- [Stored data]

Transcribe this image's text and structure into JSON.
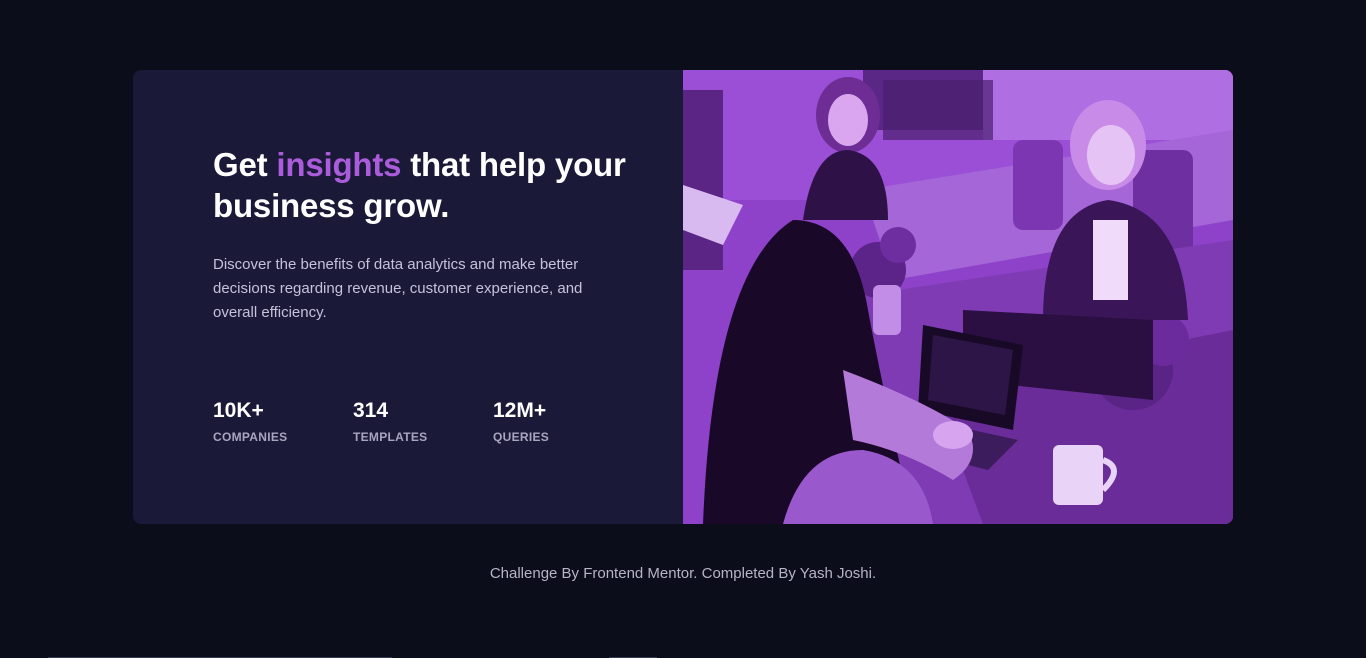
{
  "headline": {
    "before": "Get ",
    "accent": "insights",
    "after": " that help your business grow."
  },
  "description": "Discover the benefits of data analytics and make better decisions regarding revenue, customer experience, and overall efficiency.",
  "stats": [
    {
      "value": "10K+",
      "label": "COMPANIES"
    },
    {
      "value": "314",
      "label": "TEMPLATES"
    },
    {
      "value": "12M+",
      "label": "QUERIES"
    }
  ],
  "footer": "Challenge By Frontend Mentor. Completed By Yash Joshi.",
  "colors": {
    "page_bg": "#0b0d1a",
    "card_bg": "#1b1938",
    "accent": "#ab5cdb",
    "photo_overlay": "#8d40c9"
  }
}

- [DIRECTIONS FOR THIS TASK] Read the entries and show each line that mentions "label".

- [FINAL RESULT]
      "label": "COMPANIES"
      "label": "TEMPLATES"
      "label": "QUERIES"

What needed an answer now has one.